• **TEXT EXCERPT**
--- start ---
Distinctive, with a globe perched atop a scaffoldlike structure, Doppler
radars record wind speed and direction -- essential for predicting how
a storm will form and evolve -- every five minutes at 1-km spatial intervals
throughout the 11 to 13 layers of the troposphere -- the 10 vertical miles
that constitute the weather-producing portion of the atmosphere. The Weather
Service installed the last of its 123 Doppler radars last summer, which
are being tied in with another 23 Doppler radars at sites operated by the
Department of Defense and the Federal Aviation Administration. The NEXRAD
data are usually "thinned" to four layers before being transmitted to Weather
Service headquarters in Silver Springs, MD, and on to weather reporting
stations and commercial vendors. This thinning helps avoid network overloads
but eliminates details.
(Figure 3)
--- end ---
• **STORED DATA**
--- start ---
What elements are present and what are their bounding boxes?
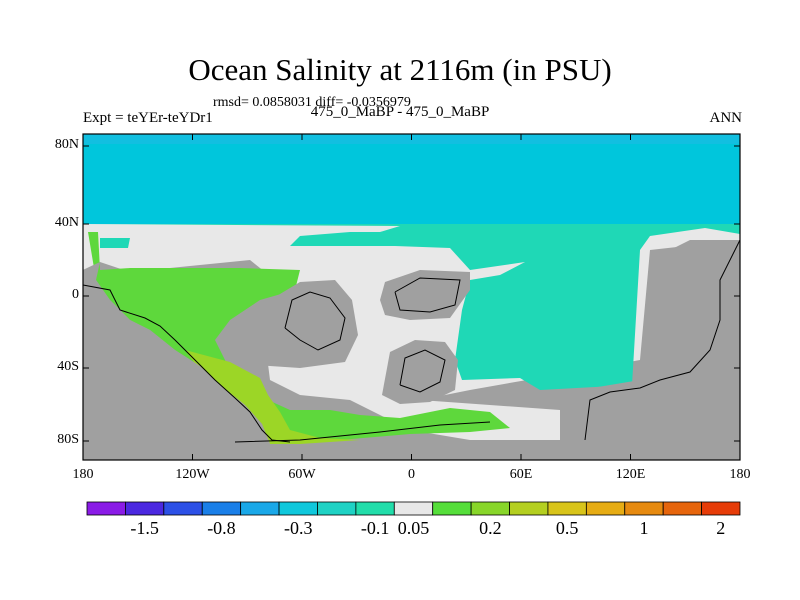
--- end ---
• **WORK TO DO**
[a] According to the Doppler radar text, how many layers are NEXRAD data usually thinned to before being transmitted?
[b] Reproduce the Doppler radar text word for word, everything from "Distinctive, with a" down to "but eliminates details.".
[c] Write the next part of the Doppler radar text, picking up right after its final line.

• **ANSWERS FOR THE TASKS**
[a] Four layers.

[b]
Distinctive, with a globe perched atop a scaffoldlike structure, Doppler
radars record wind speed and direction -- essential for predicting how
a storm will form and evolve -- every five minutes at 1-km spatial intervals
throughout the 11 to 13 layers of the troposphere -- the 10 vertical miles
that constitute the weather-producing portion of the atmosphere. The Weather
Service installed the last of its 123 Doppler radars last summer, which
are being tied in with another 23 Doppler radars at sites operated by the
Department of Defense and the Federal Aviation Administration. The NEXRAD
data are usually "thinned" to four layers before being transmitted to Weather
Service headquarters in Silver Springs, MD, and on to weather reporting
stations and commercial vendors. This thinning helps avoid network overloads
but eliminates details.

[c]
Droegemeier's center, however, receives the full-volume NEXRAD datastream
from eight radars in the southern Great Plains through a project funded
by the Oklahoma State Regents for Higher Education that uses an advanced
statewide network called OneNet. The center's researchers were the first
to devise a means for using these data in real time for storm predictions,
and now ARPS runs daily. The center's researchers also developed techniques
for retrieving the 3D dynamics of a storm from 1D data. Doppler radar measures
wind motion parallel to the radar beam, which is only one dimension of
the wind. "Think of this radial wind component as north-south," explains
Droegemeier. "You also need east-west and up-down wind." Weather prediction
models calculate about a dozen other variables, such as temperature, pressure,
and moisture fields.
The computational demands of digesting 1.5 gigabytes of Doppler data
and then calculating these variables explains why Droegemeier's team needed
all 128 nodes of NCSA's Origin2000 to run their model in real time. Earlier
versions of ARPS were run on different supercomputers at the Pittsburgh
Supercomputing Center. (ARPS was written to run efficiently on any parallel
computer.)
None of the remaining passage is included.